TASK REQUIREMENTS: Copy each line of the data below exactly, leaving out pictures.

[start INFORMATION SHOWN]

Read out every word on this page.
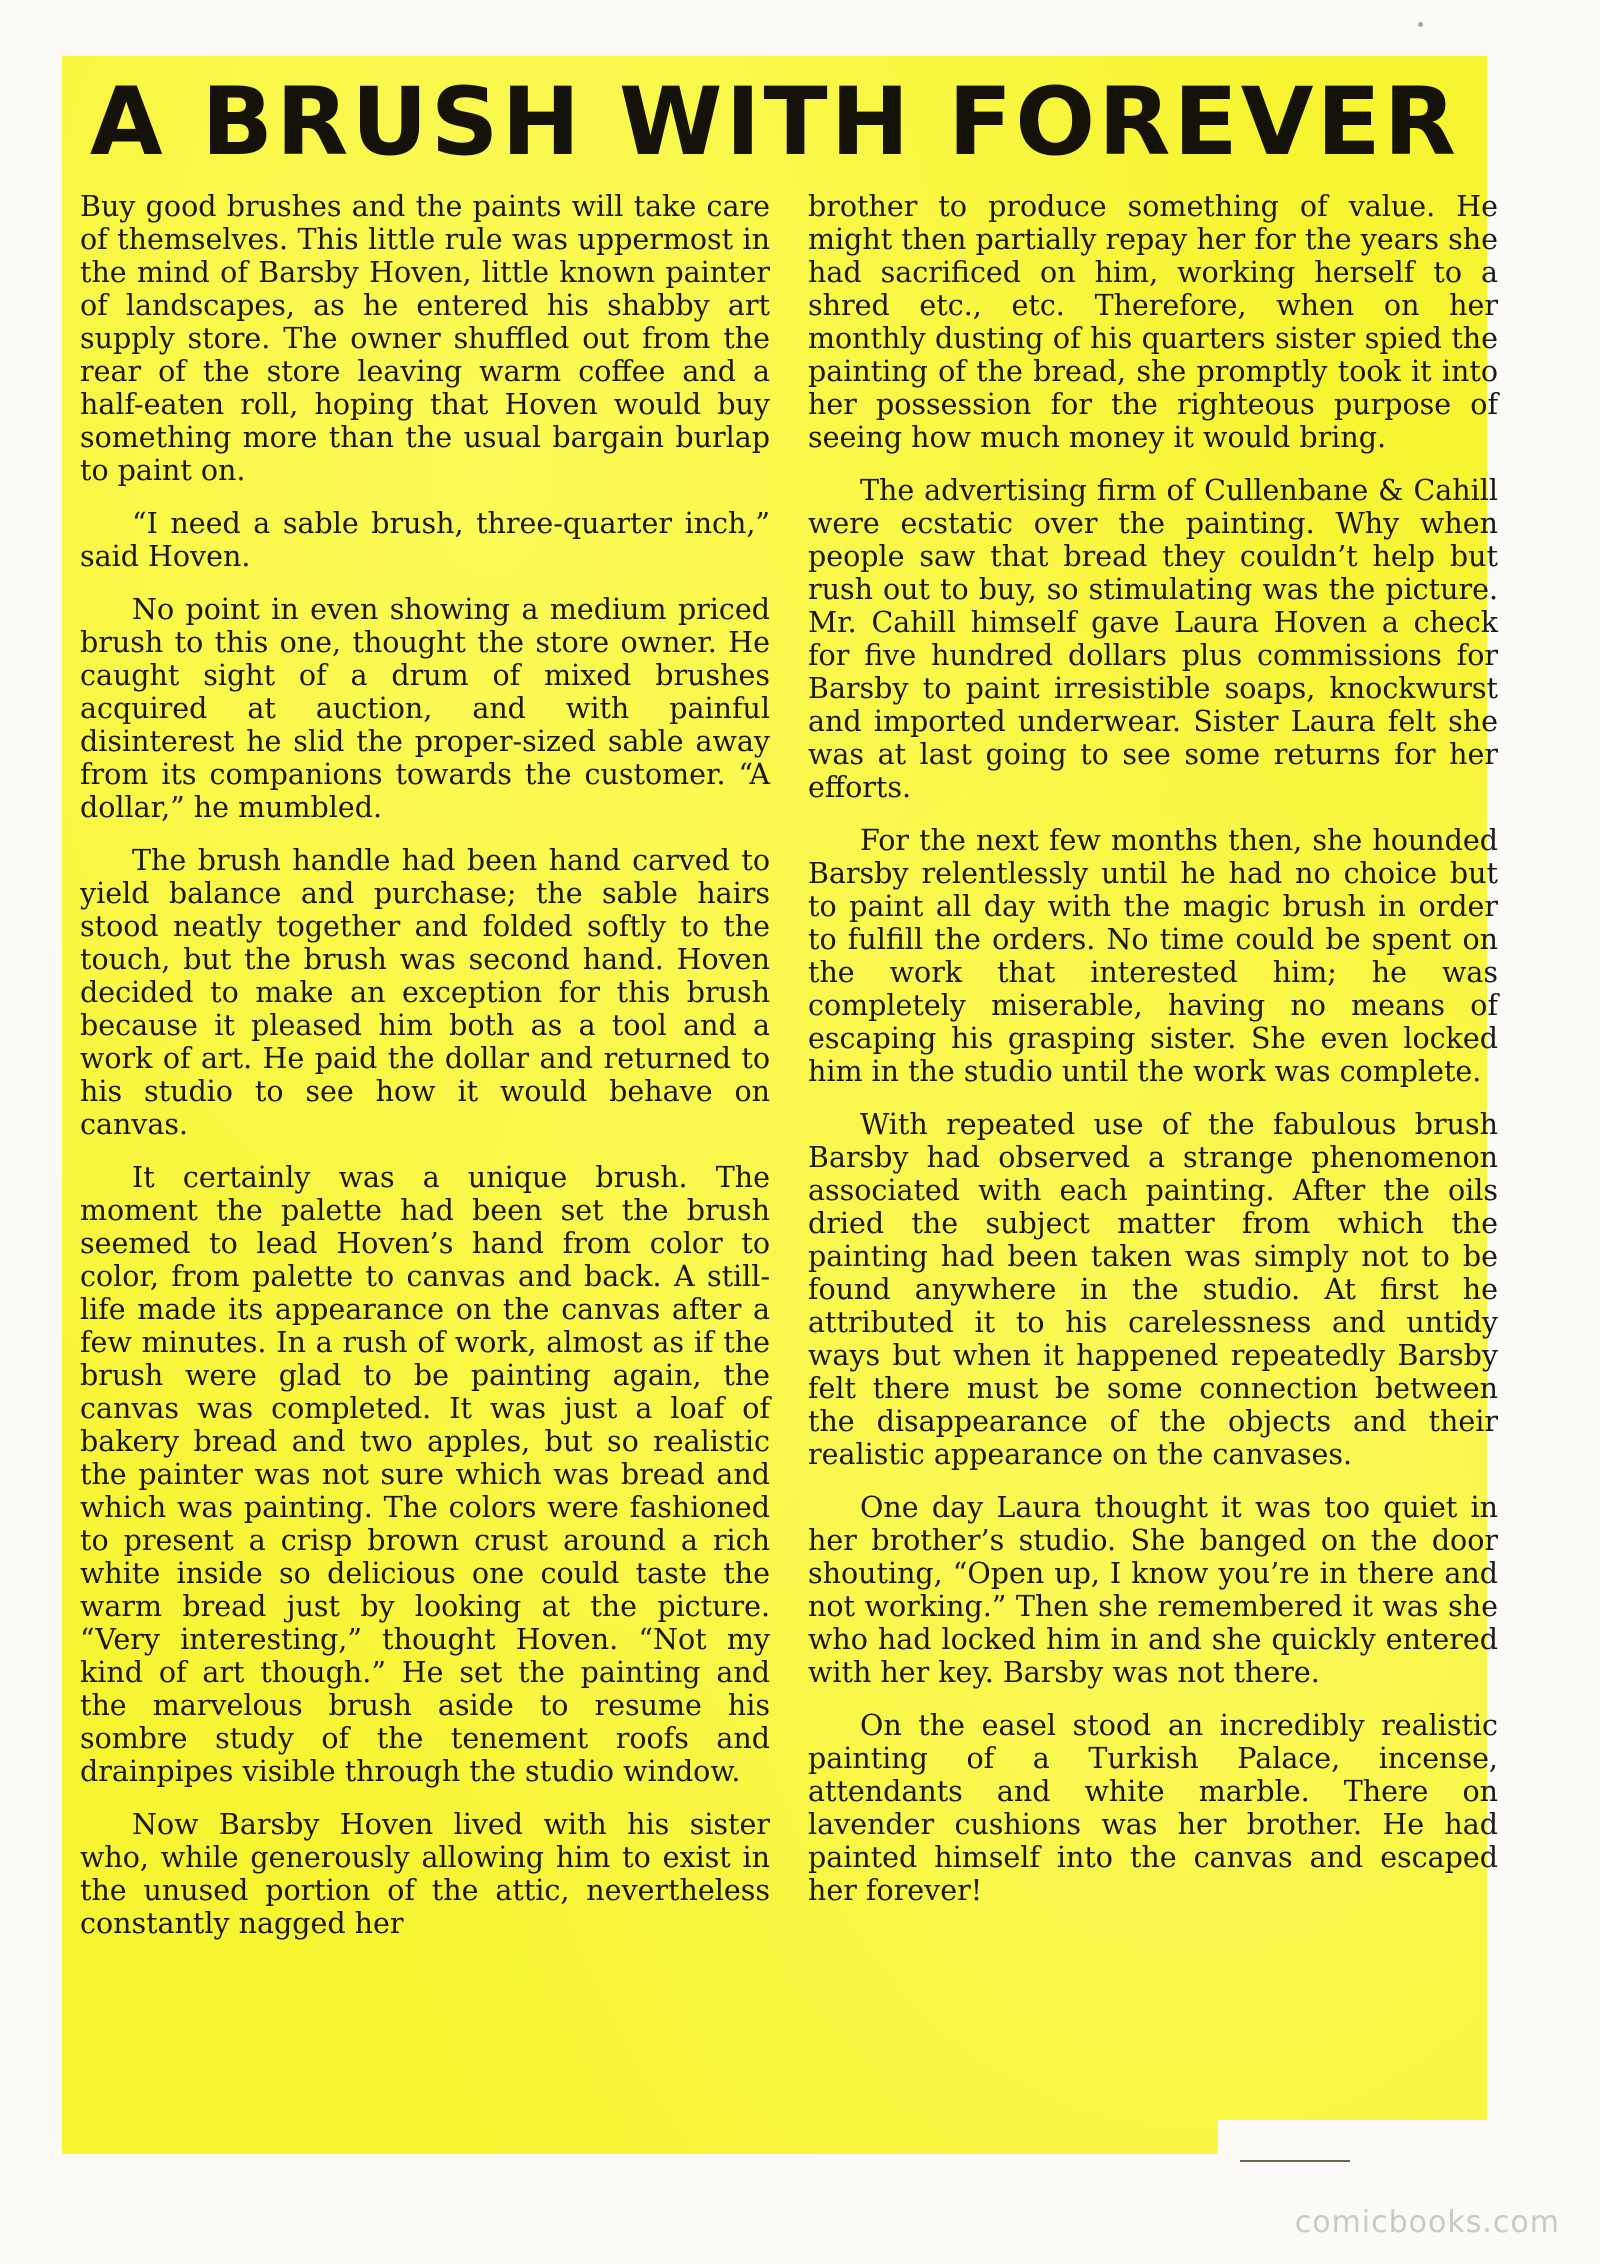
A BRUSH WITH FOREVER

Buy good brushes and the paints will take care of themselves. This little rule was uppermost in the mind of Barsby Hoven, little known painter of landscapes, as he entered his shabby art supply store. The owner shuffled out from the rear of the store leaving warm coffee and a half-eaten roll, hoping that Hoven would buy something more than the usual bargain burlap to paint on.

“I need a sable brush, three-quarter inch,” said Hoven.

No point in even showing a medium priced brush to this one, thought the store owner. He caught sight of a drum of mixed brushes acquired at auction, and with painful disinterest he slid the proper-sized sable away from its companions towards the customer. “A dollar,” he mumbled.

The brush handle had been hand carved to yield balance and purchase; the sable hairs stood neatly together and folded softly to the touch, but the brush was second hand. Hoven decided to make an exception for this brush because it pleased him both as a tool and a work of art. He paid the dollar and returned to his studio to see how it would behave on canvas.

It certainly was a unique brush. The moment the palette had been set the brush seemed to lead Hoven’s hand from color to color, from palette to canvas and back. A still-life made its appearance on the canvas after a few minutes. In a rush of work, almost as if the brush were glad to be painting again, the canvas was completed. It was just a loaf of bakery bread and two apples, but so realistic the painter was not sure which was bread and which was painting. The colors were fashioned to present a crisp brown crust around a rich white inside so delicious one could taste the warm bread just by looking at the picture. “Very interesting,” thought Hoven. “Not my kind of art though.” He set the painting and the marvelous brush aside to resume his sombre study of the tenement roofs and drainpipes visible through the studio window.

Now Barsby Hoven lived with his sister who, while generously allowing him to exist in the unused portion of the attic, nevertheless constantly nagged her

brother to produce something of value. He might then partially repay her for the years she had sacrificed on him, working herself to a shred etc., etc. Therefore, when on her monthly dusting of his quarters sister spied the painting of the bread, she promptly took it into her possession for the righteous purpose of seeing how much money it would bring.

The advertising firm of Cullenbane & Cahill were ecstatic over the painting. Why when people saw that bread they couldn’t help but rush out to buy, so stimulating was the picture. Mr. Cahill himself gave Laura Hoven a check for five hundred dollars plus commissions for Barsby to paint irresistible soaps, knockwurst and imported underwear. Sister Laura felt she was at last going to see some returns for her efforts.

For the next few months then, she hounded Barsby relentlessly until he had no choice but to paint all day with the magic brush in order to fulfill the orders. No time could be spent on the work that interested him; he was completely miserable, having no means of escaping his grasping sister. She even locked him in the studio until the work was complete.

With repeated use of the fabulous brush Barsby had observed a strange phenomenon associated with each painting. After the oils dried the subject matter from which the painting had been taken was simply not to be found anywhere in the studio. At first he attributed it to his carelessness and untidy ways but when it happened repeatedly Barsby felt there must be some connection between the disappearance of the objects and their realistic appearance on the canvases.

One day Laura thought it was too quiet in her brother’s studio. She banged on the door shouting, “Open up, I know you’re in there and not working.” Then she remembered it was she who had locked him in and she quickly entered with her key. Barsby was not there.

On the easel stood an incredibly realistic painting of a Turkish Palace, incense, attendants and white marble. There on lavender cushions was her brother. He had painted himself into the canvas and escaped her forever!

comicbooks.com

[end INFORMATION SHOWN]

RESPONSE TO THE EXERCISE:
Read out every word on this page.
A BRUSH WITH FOREVER

Buy good brushes and the paints will take care of themselves. This little rule was uppermost in the mind of Barsby Hoven, little known painter of landscapes, as he entered his shabby art supply store. The owner shuffled out from the rear of the store leaving warm coffee and a half-eaten roll, hoping that Hoven would buy something more than the usual bargain burlap to paint on.

“I need a sable brush, three-quarter inch,” said Hoven.

No point in even showing a medium priced brush to this one, thought the store owner. He caught sight of a drum of mixed brushes acquired at auction, and with painful disinterest he slid the proper-sized sable away from its companions towards the customer. “A dollar,” he mumbled.

The brush handle had been hand carved to yield balance and purchase; the sable hairs stood neatly together and folded softly to the touch, but the brush was second hand. Hoven decided to make an exception for this brush because it pleased him both as a tool and a work of art. He paid the dollar and returned to his studio to see how it would behave on canvas.

It certainly was a unique brush. The moment the palette had been set the brush seemed to lead Hoven’s hand from color to color, from palette to canvas and back. A still-life made its appearance on the canvas after a few minutes. In a rush of work, almost as if the brush were glad to be painting again, the canvas was completed. It was just a loaf of bakery bread and two apples, but so realistic the painter was not sure which was bread and which was painting. The colors were fashioned to present a crisp brown crust around a rich white inside so delicious one could taste the warm bread just by looking at the picture. “Very interesting,” thought Hoven. “Not my kind of art though.” He set the painting and the marvelous brush aside to resume his sombre study of the tenement roofs and drainpipes visible through the studio window.

Now Barsby Hoven lived with his sister who, while generously allowing him to exist in the unused portion of the attic, nevertheless constantly nagged her

brother to produce something of value. He might then partially repay her for the years she had sacrificed on him, working herself to a shred etc., etc. Therefore, when on her monthly dusting of his quarters sister spied the painting of the bread, she promptly took it into her possession for the righteous purpose of seeing how much money it would bring.

The advertising firm of Cullenbane & Cahill were ecstatic over the painting. Why when people saw that bread they couldn’t help but rush out to buy, so stimulating was the picture. Mr. Cahill himself gave Laura Hoven a check for five hundred dollars plus commissions for Barsby to paint irresistible soaps, knockwurst and imported underwear. Sister Laura felt she was at last going to see some returns for her efforts.

For the next few months then, she hounded Barsby relentlessly until he had no choice but to paint all day with the magic brush in order to fulfill the orders. No time could be spent on the work that interested him; he was completely miserable, having no means of escaping his grasping sister. She even locked him in the studio until the work was complete.

With repeated use of the fabulous brush Barsby had observed a strange phenomenon associated with each painting. After the oils dried the subject matter from which the painting had been taken was simply not to be found anywhere in the studio. At first he attributed it to his carelessness and untidy ways but when it happened repeatedly Barsby felt there must be some connection between the disappearance of the objects and their realistic appearance on the canvases.

One day Laura thought it was too quiet in her brother’s studio. She banged on the door shouting, “Open up, I know you’re in there and not working.” Then she remembered it was she who had locked him in and she quickly entered with her key. Barsby was not there.

On the easel stood an incredibly realistic painting of a Turkish Palace, incense, attendants and white marble. There on lavender cushions was her brother. He had painted himself into the canvas and escaped her forever!

comicbooks.com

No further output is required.